Figure record extracts:
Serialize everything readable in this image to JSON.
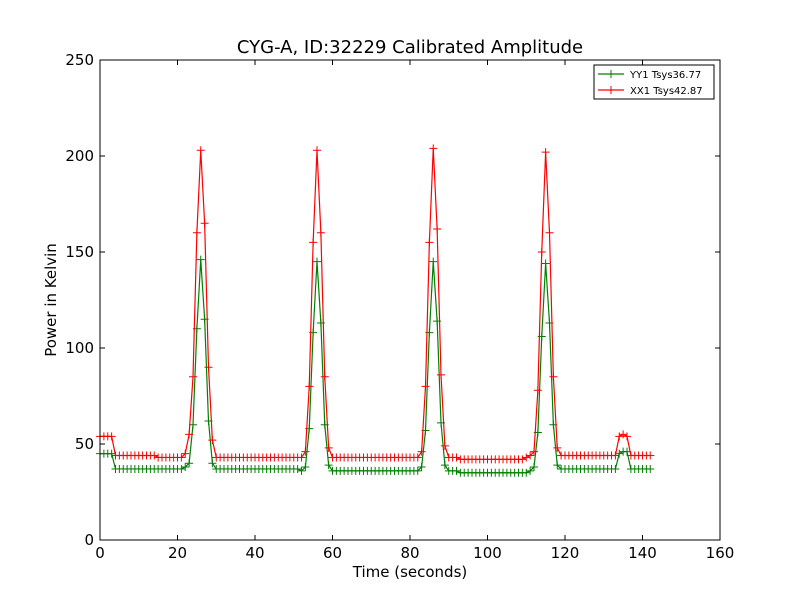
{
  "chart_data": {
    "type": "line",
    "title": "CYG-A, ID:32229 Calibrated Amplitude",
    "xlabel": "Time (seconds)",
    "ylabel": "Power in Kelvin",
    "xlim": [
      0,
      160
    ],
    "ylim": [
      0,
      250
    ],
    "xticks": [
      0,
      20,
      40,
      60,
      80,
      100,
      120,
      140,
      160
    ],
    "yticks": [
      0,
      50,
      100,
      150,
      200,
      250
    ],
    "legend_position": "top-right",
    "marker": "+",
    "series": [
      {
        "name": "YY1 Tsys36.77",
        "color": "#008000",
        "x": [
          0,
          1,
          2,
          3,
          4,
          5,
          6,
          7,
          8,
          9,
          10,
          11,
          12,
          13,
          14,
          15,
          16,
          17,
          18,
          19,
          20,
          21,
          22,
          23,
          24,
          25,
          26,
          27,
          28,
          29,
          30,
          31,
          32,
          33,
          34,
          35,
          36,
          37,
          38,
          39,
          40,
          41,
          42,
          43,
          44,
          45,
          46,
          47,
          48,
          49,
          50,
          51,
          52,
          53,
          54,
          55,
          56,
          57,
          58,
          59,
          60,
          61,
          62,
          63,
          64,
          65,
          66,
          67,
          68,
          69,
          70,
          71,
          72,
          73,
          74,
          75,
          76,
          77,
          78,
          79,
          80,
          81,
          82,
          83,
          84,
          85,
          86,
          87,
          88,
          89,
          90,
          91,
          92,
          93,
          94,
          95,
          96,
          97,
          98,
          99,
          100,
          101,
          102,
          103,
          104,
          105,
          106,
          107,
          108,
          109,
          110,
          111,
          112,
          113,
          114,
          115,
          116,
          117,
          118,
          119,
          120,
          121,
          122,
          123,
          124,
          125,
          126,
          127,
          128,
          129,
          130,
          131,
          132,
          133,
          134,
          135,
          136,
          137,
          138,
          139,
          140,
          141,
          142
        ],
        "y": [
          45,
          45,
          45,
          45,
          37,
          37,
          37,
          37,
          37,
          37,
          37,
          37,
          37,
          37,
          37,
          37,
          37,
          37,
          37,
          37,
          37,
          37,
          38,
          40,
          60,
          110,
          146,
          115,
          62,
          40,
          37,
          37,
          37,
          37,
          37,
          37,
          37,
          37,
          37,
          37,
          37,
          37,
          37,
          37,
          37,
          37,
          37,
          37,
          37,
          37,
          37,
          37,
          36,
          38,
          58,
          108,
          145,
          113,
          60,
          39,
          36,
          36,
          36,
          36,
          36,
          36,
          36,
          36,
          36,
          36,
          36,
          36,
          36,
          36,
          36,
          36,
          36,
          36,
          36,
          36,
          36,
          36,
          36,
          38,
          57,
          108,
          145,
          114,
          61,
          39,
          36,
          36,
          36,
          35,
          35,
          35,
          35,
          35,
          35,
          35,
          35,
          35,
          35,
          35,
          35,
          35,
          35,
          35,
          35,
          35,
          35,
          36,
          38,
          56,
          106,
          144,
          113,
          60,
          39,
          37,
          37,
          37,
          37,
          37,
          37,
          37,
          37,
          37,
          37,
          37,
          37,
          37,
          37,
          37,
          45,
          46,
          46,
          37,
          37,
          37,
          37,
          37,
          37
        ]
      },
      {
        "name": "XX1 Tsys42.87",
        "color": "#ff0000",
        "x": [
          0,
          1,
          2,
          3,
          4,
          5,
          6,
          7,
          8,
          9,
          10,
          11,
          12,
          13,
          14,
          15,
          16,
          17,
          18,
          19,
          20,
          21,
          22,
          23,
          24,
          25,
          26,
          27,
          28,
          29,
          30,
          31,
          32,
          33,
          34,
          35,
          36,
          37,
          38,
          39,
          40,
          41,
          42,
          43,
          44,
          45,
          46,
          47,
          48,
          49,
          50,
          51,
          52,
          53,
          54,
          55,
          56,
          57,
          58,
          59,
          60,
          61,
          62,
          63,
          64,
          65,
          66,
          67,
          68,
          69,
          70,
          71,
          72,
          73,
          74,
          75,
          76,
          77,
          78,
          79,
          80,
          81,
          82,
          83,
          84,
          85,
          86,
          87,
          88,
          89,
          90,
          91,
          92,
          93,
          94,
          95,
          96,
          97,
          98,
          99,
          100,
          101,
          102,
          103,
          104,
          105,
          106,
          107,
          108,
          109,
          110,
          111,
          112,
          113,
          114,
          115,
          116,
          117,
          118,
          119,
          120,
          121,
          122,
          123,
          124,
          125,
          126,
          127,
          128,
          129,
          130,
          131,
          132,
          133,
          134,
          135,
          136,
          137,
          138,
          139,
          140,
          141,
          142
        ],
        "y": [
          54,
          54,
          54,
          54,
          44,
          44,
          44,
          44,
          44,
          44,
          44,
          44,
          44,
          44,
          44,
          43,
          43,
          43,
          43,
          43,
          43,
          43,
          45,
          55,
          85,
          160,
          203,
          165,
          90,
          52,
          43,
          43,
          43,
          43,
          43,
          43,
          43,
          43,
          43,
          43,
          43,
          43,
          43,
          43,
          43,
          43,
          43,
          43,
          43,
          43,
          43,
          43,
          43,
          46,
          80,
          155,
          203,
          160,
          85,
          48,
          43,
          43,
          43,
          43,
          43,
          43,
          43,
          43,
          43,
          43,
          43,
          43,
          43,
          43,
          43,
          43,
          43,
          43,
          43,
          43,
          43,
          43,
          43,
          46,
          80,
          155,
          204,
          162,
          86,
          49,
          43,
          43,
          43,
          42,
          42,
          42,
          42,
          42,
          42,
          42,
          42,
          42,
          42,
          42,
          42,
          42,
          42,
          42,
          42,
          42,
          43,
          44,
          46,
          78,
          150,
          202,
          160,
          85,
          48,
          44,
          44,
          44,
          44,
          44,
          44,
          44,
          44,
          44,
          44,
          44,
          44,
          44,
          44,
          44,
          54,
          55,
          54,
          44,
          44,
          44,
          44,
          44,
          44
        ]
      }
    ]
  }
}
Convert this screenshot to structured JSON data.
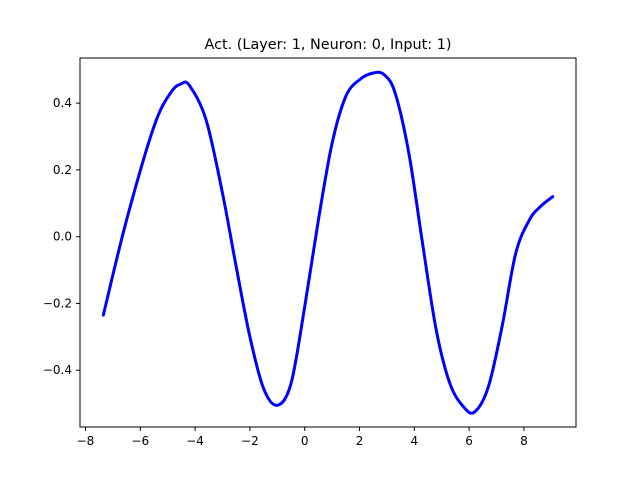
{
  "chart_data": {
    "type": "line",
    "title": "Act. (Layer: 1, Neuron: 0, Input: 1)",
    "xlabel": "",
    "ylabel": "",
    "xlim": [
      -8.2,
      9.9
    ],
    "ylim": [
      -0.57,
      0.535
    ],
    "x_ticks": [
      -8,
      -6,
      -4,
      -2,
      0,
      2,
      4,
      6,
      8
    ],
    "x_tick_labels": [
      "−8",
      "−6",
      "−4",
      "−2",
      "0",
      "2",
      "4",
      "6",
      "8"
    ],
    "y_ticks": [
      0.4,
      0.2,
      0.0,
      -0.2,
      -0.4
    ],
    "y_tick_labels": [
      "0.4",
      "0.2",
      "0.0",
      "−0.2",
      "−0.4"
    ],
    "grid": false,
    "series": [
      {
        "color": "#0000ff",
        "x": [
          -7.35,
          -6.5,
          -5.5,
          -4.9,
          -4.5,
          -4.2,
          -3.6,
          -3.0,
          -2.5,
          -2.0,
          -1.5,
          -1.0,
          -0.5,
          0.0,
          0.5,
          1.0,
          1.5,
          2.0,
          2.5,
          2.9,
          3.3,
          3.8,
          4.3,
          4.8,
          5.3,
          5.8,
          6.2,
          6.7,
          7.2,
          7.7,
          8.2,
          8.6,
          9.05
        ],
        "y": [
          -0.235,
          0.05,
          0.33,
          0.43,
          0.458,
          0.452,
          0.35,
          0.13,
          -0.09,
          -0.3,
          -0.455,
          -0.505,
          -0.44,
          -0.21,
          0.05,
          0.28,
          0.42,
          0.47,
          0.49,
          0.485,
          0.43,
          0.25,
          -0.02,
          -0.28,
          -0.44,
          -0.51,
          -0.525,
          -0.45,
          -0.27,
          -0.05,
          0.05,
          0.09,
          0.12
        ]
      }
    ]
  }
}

Goal:
Repeat the entries exactly and keep the pictures out of the copy.

Answer below:
Serialize everything readable in this image to JSON.
{
  "chart_data": {
    "type": "line",
    "title": "CYG-A, ID:32229 Calibrated Amplitude",
    "xlabel": "Time (seconds)",
    "ylabel": "Power in Kelvin",
    "xlim": [
      0,
      160
    ],
    "ylim": [
      0,
      250
    ],
    "xticks": [
      0,
      20,
      40,
      60,
      80,
      100,
      120,
      140,
      160
    ],
    "yticks": [
      0,
      50,
      100,
      150,
      200,
      250
    ],
    "legend_position": "top-right",
    "marker": "+",
    "series": [
      {
        "name": "YY1 Tsys36.77",
        "color": "#008000",
        "x": [
          0,
          1,
          2,
          3,
          4,
          5,
          6,
          7,
          8,
          9,
          10,
          11,
          12,
          13,
          14,
          15,
          16,
          17,
          18,
          19,
          20,
          21,
          22,
          23,
          24,
          25,
          26,
          27,
          28,
          29,
          30,
          31,
          32,
          33,
          34,
          35,
          36,
          37,
          38,
          39,
          40,
          41,
          42,
          43,
          44,
          45,
          46,
          47,
          48,
          49,
          50,
          51,
          52,
          53,
          54,
          55,
          56,
          57,
          58,
          59,
          60,
          61,
          62,
          63,
          64,
          65,
          66,
          67,
          68,
          69,
          70,
          71,
          72,
          73,
          74,
          75,
          76,
          77,
          78,
          79,
          80,
          81,
          82,
          83,
          84,
          85,
          86,
          87,
          88,
          89,
          90,
          91,
          92,
          93,
          94,
          95,
          96,
          97,
          98,
          99,
          100,
          101,
          102,
          103,
          104,
          105,
          106,
          107,
          108,
          109,
          110,
          111,
          112,
          113,
          114,
          115,
          116,
          117,
          118,
          119,
          120,
          121,
          122,
          123,
          124,
          125,
          126,
          127,
          128,
          129,
          130,
          131,
          132,
          133,
          134,
          135,
          136,
          137,
          138,
          139,
          140,
          141,
          142
        ],
        "y": [
          45,
          45,
          45,
          45,
          37,
          37,
          37,
          37,
          37,
          37,
          37,
          37,
          37,
          37,
          37,
          37,
          37,
          37,
          37,
          37,
          37,
          37,
          38,
          40,
          60,
          110,
          146,
          115,
          62,
          40,
          37,
          37,
          37,
          37,
          37,
          37,
          37,
          37,
          37,
          37,
          37,
          37,
          37,
          37,
          37,
          37,
          37,
          37,
          37,
          37,
          37,
          37,
          36,
          38,
          58,
          108,
          145,
          113,
          60,
          39,
          36,
          36,
          36,
          36,
          36,
          36,
          36,
          36,
          36,
          36,
          36,
          36,
          36,
          36,
          36,
          36,
          36,
          36,
          36,
          36,
          36,
          36,
          36,
          38,
          57,
          108,
          145,
          114,
          61,
          39,
          36,
          36,
          36,
          35,
          35,
          35,
          35,
          35,
          35,
          35,
          35,
          35,
          35,
          35,
          35,
          35,
          35,
          35,
          35,
          35,
          35,
          36,
          38,
          56,
          106,
          144,
          113,
          60,
          39,
          37,
          37,
          37,
          37,
          37,
          37,
          37,
          37,
          37,
          37,
          37,
          37,
          37,
          37,
          37,
          45,
          46,
          46,
          37,
          37,
          37,
          37,
          37,
          37
        ]
      },
      {
        "name": "XX1 Tsys42.87",
        "color": "#ff0000",
        "x": [
          0,
          1,
          2,
          3,
          4,
          5,
          6,
          7,
          8,
          9,
          10,
          11,
          12,
          13,
          14,
          15,
          16,
          17,
          18,
          19,
          20,
          21,
          22,
          23,
          24,
          25,
          26,
          27,
          28,
          29,
          30,
          31,
          32,
          33,
          34,
          35,
          36,
          37,
          38,
          39,
          40,
          41,
          42,
          43,
          44,
          45,
          46,
          47,
          48,
          49,
          50,
          51,
          52,
          53,
          54,
          55,
          56,
          57,
          58,
          59,
          60,
          61,
          62,
          63,
          64,
          65,
          66,
          67,
          68,
          69,
          70,
          71,
          72,
          73,
          74,
          75,
          76,
          77,
          78,
          79,
          80,
          81,
          82,
          83,
          84,
          85,
          86,
          87,
          88,
          89,
          90,
          91,
          92,
          93,
          94,
          95,
          96,
          97,
          98,
          99,
          100,
          101,
          102,
          103,
          104,
          105,
          106,
          107,
          108,
          109,
          110,
          111,
          112,
          113,
          114,
          115,
          116,
          117,
          118,
          119,
          120,
          121,
          122,
          123,
          124,
          125,
          126,
          127,
          128,
          129,
          130,
          131,
          132,
          133,
          134,
          135,
          136,
          137,
          138,
          139,
          140,
          141,
          142
        ],
        "y": [
          54,
          54,
          54,
          54,
          44,
          44,
          44,
          44,
          44,
          44,
          44,
          44,
          44,
          44,
          44,
          43,
          43,
          43,
          43,
          43,
          43,
          43,
          45,
          55,
          85,
          160,
          203,
          165,
          90,
          52,
          43,
          43,
          43,
          43,
          43,
          43,
          43,
          43,
          43,
          43,
          43,
          43,
          43,
          43,
          43,
          43,
          43,
          43,
          43,
          43,
          43,
          43,
          43,
          46,
          80,
          155,
          203,
          160,
          85,
          48,
          43,
          43,
          43,
          43,
          43,
          43,
          43,
          43,
          43,
          43,
          43,
          43,
          43,
          43,
          43,
          43,
          43,
          43,
          43,
          43,
          43,
          43,
          43,
          46,
          80,
          155,
          204,
          162,
          86,
          49,
          43,
          43,
          43,
          42,
          42,
          42,
          42,
          42,
          42,
          42,
          42,
          42,
          42,
          42,
          42,
          42,
          42,
          42,
          42,
          42,
          43,
          44,
          46,
          78,
          150,
          202,
          160,
          85,
          48,
          44,
          44,
          44,
          44,
          44,
          44,
          44,
          44,
          44,
          44,
          44,
          44,
          44,
          44,
          44,
          54,
          55,
          54,
          44,
          44,
          44,
          44,
          44,
          44
        ]
      }
    ]
  }
}
Convert this screenshot to structured JSON data.
{
  "chart_data": {
    "type": "line",
    "title": "Act. (Layer: 1, Neuron: 0, Input: 1)",
    "xlabel": "",
    "ylabel": "",
    "xlim": [
      -8.2,
      9.9
    ],
    "ylim": [
      -0.57,
      0.535
    ],
    "x_ticks": [
      -8,
      -6,
      -4,
      -2,
      0,
      2,
      4,
      6,
      8
    ],
    "x_tick_labels": [
      "−8",
      "−6",
      "−4",
      "−2",
      "0",
      "2",
      "4",
      "6",
      "8"
    ],
    "y_ticks": [
      0.4,
      0.2,
      0.0,
      -0.2,
      -0.4
    ],
    "y_tick_labels": [
      "0.4",
      "0.2",
      "0.0",
      "−0.2",
      "−0.4"
    ],
    "grid": false,
    "series": [
      {
        "color": "#0000ff",
        "x": [
          -7.35,
          -6.5,
          -5.5,
          -4.9,
          -4.5,
          -4.2,
          -3.6,
          -3.0,
          -2.5,
          -2.0,
          -1.5,
          -1.0,
          -0.5,
          0.0,
          0.5,
          1.0,
          1.5,
          2.0,
          2.5,
          2.9,
          3.3,
          3.8,
          4.3,
          4.8,
          5.3,
          5.8,
          6.2,
          6.7,
          7.2,
          7.7,
          8.2,
          8.6,
          9.05
        ],
        "y": [
          -0.235,
          0.05,
          0.33,
          0.43,
          0.458,
          0.452,
          0.35,
          0.13,
          -0.09,
          -0.3,
          -0.455,
          -0.505,
          -0.44,
          -0.21,
          0.05,
          0.28,
          0.42,
          0.47,
          0.49,
          0.485,
          0.43,
          0.25,
          -0.02,
          -0.28,
          -0.44,
          -0.51,
          -0.525,
          -0.45,
          -0.27,
          -0.05,
          0.05,
          0.09,
          0.12
        ]
      }
    ]
  }
}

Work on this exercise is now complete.